* **EXERCISE INSTRUCTIONS**:
Retype every entry in its entirety, without alteration.

* **DATA TO PROCESS**:
-=-=-
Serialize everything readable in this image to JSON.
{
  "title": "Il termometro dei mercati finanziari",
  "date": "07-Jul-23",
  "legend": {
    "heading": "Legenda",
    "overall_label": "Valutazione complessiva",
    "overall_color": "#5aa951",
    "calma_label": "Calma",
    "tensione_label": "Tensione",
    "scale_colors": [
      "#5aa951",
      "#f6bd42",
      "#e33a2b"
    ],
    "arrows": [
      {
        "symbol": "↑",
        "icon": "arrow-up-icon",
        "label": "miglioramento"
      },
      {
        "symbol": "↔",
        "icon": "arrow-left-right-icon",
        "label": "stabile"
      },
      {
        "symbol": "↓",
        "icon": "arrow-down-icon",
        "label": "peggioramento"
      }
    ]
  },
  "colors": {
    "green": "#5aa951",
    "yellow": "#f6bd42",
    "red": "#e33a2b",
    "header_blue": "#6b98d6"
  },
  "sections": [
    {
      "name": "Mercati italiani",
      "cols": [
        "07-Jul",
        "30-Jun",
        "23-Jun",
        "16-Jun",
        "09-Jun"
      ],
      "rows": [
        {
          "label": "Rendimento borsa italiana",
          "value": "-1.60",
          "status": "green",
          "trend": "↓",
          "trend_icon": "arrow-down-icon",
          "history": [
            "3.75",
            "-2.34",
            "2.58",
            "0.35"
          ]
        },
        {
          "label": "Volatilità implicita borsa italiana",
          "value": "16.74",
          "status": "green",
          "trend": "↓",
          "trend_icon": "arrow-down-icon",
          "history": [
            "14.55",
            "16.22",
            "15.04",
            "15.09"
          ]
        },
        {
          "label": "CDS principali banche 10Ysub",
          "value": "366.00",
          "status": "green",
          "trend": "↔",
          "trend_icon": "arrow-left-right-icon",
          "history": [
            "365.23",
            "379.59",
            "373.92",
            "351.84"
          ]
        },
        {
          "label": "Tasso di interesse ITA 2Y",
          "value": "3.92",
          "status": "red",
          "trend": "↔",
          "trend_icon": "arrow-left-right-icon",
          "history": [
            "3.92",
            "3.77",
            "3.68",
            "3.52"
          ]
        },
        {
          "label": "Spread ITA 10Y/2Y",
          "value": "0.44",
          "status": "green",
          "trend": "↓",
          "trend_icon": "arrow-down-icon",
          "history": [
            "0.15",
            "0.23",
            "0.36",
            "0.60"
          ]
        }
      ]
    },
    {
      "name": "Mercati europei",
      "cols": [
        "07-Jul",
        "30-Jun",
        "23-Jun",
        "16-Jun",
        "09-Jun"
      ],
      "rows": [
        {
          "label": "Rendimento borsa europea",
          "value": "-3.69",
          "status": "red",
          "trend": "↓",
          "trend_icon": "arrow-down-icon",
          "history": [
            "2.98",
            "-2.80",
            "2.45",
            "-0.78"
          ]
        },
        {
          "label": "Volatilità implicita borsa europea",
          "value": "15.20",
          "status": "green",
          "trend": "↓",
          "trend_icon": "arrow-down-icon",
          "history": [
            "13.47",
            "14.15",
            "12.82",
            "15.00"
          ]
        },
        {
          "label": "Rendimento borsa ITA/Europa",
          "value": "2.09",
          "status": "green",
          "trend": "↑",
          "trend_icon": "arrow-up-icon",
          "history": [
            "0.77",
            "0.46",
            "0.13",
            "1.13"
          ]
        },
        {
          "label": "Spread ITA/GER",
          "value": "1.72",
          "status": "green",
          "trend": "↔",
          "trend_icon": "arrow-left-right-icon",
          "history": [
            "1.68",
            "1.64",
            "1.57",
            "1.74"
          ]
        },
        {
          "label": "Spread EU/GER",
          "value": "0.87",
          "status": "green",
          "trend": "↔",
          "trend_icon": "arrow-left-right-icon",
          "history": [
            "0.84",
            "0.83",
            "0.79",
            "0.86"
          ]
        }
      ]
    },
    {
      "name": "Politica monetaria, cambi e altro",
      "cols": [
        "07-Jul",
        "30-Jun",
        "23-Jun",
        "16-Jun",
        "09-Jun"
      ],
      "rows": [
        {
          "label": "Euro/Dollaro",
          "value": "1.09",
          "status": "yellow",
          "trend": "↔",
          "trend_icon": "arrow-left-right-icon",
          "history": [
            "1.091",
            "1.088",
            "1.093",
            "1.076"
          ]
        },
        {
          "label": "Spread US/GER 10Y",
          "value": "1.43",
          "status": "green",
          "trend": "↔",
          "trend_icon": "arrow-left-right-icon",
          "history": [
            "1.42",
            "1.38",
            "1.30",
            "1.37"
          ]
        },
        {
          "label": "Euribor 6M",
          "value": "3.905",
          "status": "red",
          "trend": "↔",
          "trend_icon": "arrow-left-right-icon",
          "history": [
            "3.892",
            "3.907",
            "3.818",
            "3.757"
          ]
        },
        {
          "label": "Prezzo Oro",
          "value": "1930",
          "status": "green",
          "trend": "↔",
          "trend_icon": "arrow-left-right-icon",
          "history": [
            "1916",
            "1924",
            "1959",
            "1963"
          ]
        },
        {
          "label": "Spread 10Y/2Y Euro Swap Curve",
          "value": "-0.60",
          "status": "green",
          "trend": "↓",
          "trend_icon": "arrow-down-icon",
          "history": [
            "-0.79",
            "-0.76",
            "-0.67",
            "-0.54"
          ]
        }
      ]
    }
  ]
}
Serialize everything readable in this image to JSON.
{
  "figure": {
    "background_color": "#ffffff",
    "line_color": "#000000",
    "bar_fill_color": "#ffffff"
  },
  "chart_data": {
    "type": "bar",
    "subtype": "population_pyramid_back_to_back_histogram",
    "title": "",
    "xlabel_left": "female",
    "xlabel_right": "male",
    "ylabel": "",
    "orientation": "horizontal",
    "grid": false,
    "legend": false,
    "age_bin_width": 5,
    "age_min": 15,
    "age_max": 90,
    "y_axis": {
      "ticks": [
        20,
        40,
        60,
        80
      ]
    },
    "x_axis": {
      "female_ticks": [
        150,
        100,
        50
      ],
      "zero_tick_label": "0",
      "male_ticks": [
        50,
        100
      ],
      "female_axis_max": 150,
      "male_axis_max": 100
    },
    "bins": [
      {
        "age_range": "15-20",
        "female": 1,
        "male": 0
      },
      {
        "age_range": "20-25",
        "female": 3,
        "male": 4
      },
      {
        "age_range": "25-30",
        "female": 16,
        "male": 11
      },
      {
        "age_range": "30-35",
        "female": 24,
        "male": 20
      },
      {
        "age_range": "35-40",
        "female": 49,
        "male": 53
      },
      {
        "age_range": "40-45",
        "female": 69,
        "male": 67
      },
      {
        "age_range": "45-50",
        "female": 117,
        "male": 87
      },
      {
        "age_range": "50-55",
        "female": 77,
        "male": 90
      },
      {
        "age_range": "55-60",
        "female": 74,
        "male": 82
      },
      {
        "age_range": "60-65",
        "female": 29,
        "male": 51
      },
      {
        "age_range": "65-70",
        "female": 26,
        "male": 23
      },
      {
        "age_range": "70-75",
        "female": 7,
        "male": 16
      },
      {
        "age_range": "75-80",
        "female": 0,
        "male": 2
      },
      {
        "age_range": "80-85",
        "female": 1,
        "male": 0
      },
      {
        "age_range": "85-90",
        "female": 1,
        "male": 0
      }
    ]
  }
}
-=-=-
* **TASK OUTPUT**:
Serialize everything readable in this image to JSON.
{
  "title": "Il termometro dei mercati finanziari",
  "date": "07-Jul-23",
  "legend": {
    "heading": "Legenda",
    "overall_label": "Valutazione complessiva",
    "overall_color": "#5aa951",
    "calma_label": "Calma",
    "tensione_label": "Tensione",
    "scale_colors": [
      "#5aa951",
      "#f6bd42",
      "#e33a2b"
    ],
    "arrows": [
      {
        "symbol": "↑",
        "icon": "arrow-up-icon",
        "label": "miglioramento"
      },
      {
        "symbol": "↔",
        "icon": "arrow-left-right-icon",
        "label": "stabile"
      },
      {
        "symbol": "↓",
        "icon": "arrow-down-icon",
        "label": "peggioramento"
      }
    ]
  },
  "colors": {
    "green": "#5aa951",
    "yellow": "#f6bd42",
    "red": "#e33a2b",
    "header_blue": "#6b98d6"
  },
  "sections": [
    {
      "name": "Mercati italiani",
      "cols": [
        "07-Jul",
        "30-Jun",
        "23-Jun",
        "16-Jun",
        "09-Jun"
      ],
      "rows": [
        {
          "label": "Rendimento borsa italiana",
          "value": "-1.60",
          "status": "green",
          "trend": "↓",
          "trend_icon": "arrow-down-icon",
          "history": [
            "3.75",
            "-2.34",
            "2.58",
            "0.35"
          ]
        },
        {
          "label": "Volatilità implicita borsa italiana",
          "value": "16.74",
          "status": "green",
          "trend": "↓",
          "trend_icon": "arrow-down-icon",
          "history": [
            "14.55",
            "16.22",
            "15.04",
            "15.09"
          ]
        },
        {
          "label": "CDS principali banche 10Ysub",
          "value": "366.00",
          "status": "green",
          "trend": "↔",
          "trend_icon": "arrow-left-right-icon",
          "history": [
            "365.23",
            "379.59",
            "373.92",
            "351.84"
          ]
        },
        {
          "label": "Tasso di interesse ITA 2Y",
          "value": "3.92",
          "status": "red",
          "trend": "↔",
          "trend_icon": "arrow-left-right-icon",
          "history": [
            "3.92",
            "3.77",
            "3.68",
            "3.52"
          ]
        },
        {
          "label": "Spread ITA 10Y/2Y",
          "value": "0.44",
          "status": "green",
          "trend": "↓",
          "trend_icon": "arrow-down-icon",
          "history": [
            "0.15",
            "0.23",
            "0.36",
            "0.60"
          ]
        }
      ]
    },
    {
      "name": "Mercati europei",
      "cols": [
        "07-Jul",
        "30-Jun",
        "23-Jun",
        "16-Jun",
        "09-Jun"
      ],
      "rows": [
        {
          "label": "Rendimento borsa europea",
          "value": "-3.69",
          "status": "red",
          "trend": "↓",
          "trend_icon": "arrow-down-icon",
          "history": [
            "2.98",
            "-2.80",
            "2.45",
            "-0.78"
          ]
        },
        {
          "label": "Volatilità implicita borsa europea",
          "value": "15.20",
          "status": "green",
          "trend": "↓",
          "trend_icon": "arrow-down-icon",
          "history": [
            "13.47",
            "14.15",
            "12.82",
            "15.00"
          ]
        },
        {
          "label": "Rendimento borsa ITA/Europa",
          "value": "2.09",
          "status": "green",
          "trend": "↑",
          "trend_icon": "arrow-up-icon",
          "history": [
            "0.77",
            "0.46",
            "0.13",
            "1.13"
          ]
        },
        {
          "label": "Spread ITA/GER",
          "value": "1.72",
          "status": "green",
          "trend": "↔",
          "trend_icon": "arrow-left-right-icon",
          "history": [
            "1.68",
            "1.64",
            "1.57",
            "1.74"
          ]
        },
        {
          "label": "Spread EU/GER",
          "value": "0.87",
          "status": "green",
          "trend": "↔",
          "trend_icon": "arrow-left-right-icon",
          "history": [
            "0.84",
            "0.83",
            "0.79",
            "0.86"
          ]
        }
      ]
    },
    {
      "name": "Politica monetaria, cambi e altro",
      "cols": [
        "07-Jul",
        "30-Jun",
        "23-Jun",
        "16-Jun",
        "09-Jun"
      ],
      "rows": [
        {
          "label": "Euro/Dollaro",
          "value": "1.09",
          "status": "yellow",
          "trend": "↔",
          "trend_icon": "arrow-left-right-icon",
          "history": [
            "1.091",
            "1.088",
            "1.093",
            "1.076"
          ]
        },
        {
          "label": "Spread US/GER 10Y",
          "value": "1.43",
          "status": "green",
          "trend": "↔",
          "trend_icon": "arrow-left-right-icon",
          "history": [
            "1.42",
            "1.38",
            "1.30",
            "1.37"
          ]
        },
        {
          "label": "Euribor 6M",
          "value": "3.905",
          "status": "red",
          "trend": "↔",
          "trend_icon": "arrow-left-right-icon",
          "history": [
            "3.892",
            "3.907",
            "3.818",
            "3.757"
          ]
        },
        {
          "label": "Prezzo Oro",
          "value": "1930",
          "status": "green",
          "trend": "↔",
          "trend_icon": "arrow-left-right-icon",
          "history": [
            "1916",
            "1924",
            "1959",
            "1963"
          ]
        },
        {
          "label": "Spread 10Y/2Y Euro Swap Curve",
          "value": "-0.60",
          "status": "green",
          "trend": "↓",
          "trend_icon": "arrow-down-icon",
          "history": [
            "-0.79",
            "-0.76",
            "-0.67",
            "-0.54"
          ]
        }
      ]
    }
  ]
}
Serialize everything readable in this image to JSON.
{
  "figure": {
    "background_color": "#ffffff",
    "line_color": "#000000",
    "bar_fill_color": "#ffffff"
  },
  "chart_data": {
    "type": "bar",
    "subtype": "population_pyramid_back_to_back_histogram",
    "title": "",
    "xlabel_left": "female",
    "xlabel_right": "male",
    "ylabel": "",
    "orientation": "horizontal",
    "grid": false,
    "legend": false,
    "age_bin_width": 5,
    "age_min": 15,
    "age_max": 90,
    "y_axis": {
      "ticks": [
        20,
        40,
        60,
        80
      ]
    },
    "x_axis": {
      "female_ticks": [
        150,
        100,
        50
      ],
      "zero_tick_label": "0",
      "male_ticks": [
        50,
        100
      ],
      "female_axis_max": 150,
      "male_axis_max": 100
    },
    "bins": [
      {
        "age_range": "15-20",
        "female": 1,
        "male": 0
      },
      {
        "age_range": "20-25",
        "female": 3,
        "male": 4
      },
      {
        "age_range": "25-30",
        "female": 16,
        "male": 11
      },
      {
        "age_range": "30-35",
        "female": 24,
        "male": 20
      },
      {
        "age_range": "35-40",
        "female": 49,
        "male": 53
      },
      {
        "age_range": "40-45",
        "female": 69,
        "male": 67
      },
      {
        "age_range": "45-50",
        "female": 117,
        "male": 87
      },
      {
        "age_range": "50-55",
        "female": 77,
        "male": 90
      },
      {
        "age_range": "55-60",
        "female": 74,
        "male": 82
      },
      {
        "age_range": "60-65",
        "female": 29,
        "male": 51
      },
      {
        "age_range": "65-70",
        "female": 26,
        "male": 23
      },
      {
        "age_range": "70-75",
        "female": 7,
        "male": 16
      },
      {
        "age_range": "75-80",
        "female": 0,
        "male": 2
      },
      {
        "age_range": "80-85",
        "female": 1,
        "male": 0
      },
      {
        "age_range": "85-90",
        "female": 1,
        "male": 0
      }
    ]
  }
}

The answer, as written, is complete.